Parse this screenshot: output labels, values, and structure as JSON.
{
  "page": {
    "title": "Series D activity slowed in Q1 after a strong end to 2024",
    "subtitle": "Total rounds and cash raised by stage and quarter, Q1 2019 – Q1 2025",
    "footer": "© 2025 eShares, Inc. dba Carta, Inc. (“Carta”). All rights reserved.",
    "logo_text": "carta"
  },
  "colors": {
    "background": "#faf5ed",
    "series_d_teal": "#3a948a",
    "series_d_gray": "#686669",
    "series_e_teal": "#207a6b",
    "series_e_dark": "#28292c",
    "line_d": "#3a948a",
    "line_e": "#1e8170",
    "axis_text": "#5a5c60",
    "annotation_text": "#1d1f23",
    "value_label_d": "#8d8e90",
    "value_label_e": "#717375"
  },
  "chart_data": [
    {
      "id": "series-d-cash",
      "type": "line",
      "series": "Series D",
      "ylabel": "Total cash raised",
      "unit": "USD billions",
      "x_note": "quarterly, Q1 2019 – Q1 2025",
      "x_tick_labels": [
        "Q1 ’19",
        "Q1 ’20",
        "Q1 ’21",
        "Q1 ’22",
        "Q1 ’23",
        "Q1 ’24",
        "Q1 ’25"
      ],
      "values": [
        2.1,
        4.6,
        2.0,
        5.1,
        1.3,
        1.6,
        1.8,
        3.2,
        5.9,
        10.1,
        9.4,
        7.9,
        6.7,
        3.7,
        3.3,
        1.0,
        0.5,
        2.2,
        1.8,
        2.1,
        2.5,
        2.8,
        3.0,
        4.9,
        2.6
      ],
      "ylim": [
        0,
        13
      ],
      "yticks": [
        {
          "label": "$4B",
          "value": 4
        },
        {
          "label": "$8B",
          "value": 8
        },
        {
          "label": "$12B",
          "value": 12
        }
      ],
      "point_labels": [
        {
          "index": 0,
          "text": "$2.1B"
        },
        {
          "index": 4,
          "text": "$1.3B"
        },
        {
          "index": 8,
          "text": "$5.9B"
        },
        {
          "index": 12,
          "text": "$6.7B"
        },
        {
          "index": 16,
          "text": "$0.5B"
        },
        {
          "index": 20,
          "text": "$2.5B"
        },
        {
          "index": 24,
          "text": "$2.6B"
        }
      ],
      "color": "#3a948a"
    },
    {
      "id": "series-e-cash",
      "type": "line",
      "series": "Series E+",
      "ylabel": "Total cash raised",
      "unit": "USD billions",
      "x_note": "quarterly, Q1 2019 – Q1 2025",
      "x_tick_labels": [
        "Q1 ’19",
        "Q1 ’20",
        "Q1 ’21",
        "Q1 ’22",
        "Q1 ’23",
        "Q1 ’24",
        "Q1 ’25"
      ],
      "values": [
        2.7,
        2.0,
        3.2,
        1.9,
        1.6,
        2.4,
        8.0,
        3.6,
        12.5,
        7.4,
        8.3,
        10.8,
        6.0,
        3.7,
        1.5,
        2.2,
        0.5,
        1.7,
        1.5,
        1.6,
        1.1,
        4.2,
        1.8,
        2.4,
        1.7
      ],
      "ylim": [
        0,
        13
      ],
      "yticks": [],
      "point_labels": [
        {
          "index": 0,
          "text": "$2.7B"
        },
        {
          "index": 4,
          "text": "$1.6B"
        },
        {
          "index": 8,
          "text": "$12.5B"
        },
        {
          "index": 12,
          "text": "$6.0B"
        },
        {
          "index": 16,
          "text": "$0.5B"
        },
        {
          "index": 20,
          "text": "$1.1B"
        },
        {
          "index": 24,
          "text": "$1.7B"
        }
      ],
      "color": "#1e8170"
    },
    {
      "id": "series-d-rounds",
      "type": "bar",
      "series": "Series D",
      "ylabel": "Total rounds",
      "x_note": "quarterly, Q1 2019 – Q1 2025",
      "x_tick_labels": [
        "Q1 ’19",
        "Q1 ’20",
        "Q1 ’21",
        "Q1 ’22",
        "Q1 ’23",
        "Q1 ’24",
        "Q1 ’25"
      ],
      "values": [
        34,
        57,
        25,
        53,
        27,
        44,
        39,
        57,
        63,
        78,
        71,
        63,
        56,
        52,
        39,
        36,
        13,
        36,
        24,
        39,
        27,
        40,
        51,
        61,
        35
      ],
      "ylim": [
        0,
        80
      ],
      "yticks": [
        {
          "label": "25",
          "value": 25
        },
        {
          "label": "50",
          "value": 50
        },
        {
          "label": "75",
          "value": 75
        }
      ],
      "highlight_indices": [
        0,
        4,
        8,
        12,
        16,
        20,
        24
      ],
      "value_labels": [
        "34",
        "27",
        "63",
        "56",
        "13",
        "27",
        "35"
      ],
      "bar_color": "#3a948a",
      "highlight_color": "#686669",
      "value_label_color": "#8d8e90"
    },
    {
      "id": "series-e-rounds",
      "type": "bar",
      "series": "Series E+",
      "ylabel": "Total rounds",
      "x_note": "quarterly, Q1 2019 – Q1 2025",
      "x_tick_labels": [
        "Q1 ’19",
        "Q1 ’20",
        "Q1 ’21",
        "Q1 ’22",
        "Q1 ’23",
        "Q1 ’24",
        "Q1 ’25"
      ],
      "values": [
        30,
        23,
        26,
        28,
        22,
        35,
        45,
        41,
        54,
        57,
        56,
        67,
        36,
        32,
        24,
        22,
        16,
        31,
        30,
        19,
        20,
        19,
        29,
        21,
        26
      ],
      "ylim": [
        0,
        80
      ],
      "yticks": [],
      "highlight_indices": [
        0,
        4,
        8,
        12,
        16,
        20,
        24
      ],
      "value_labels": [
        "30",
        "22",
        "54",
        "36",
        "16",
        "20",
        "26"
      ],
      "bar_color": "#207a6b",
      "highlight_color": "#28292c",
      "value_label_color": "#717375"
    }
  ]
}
****************
_TASK TO CARRY OUT_
Where a line contains the string "cash", extract that line.

_THE RESULT_
    "subtitle": "Total rounds and cash raised by stage and quarter, Q1 2019 – Q1 2025",
      "id": "series-d-cash",
      "ylabel": "Total cash raised",
      "id": "series-e-cash",
      "ylabel": "Total cash raised",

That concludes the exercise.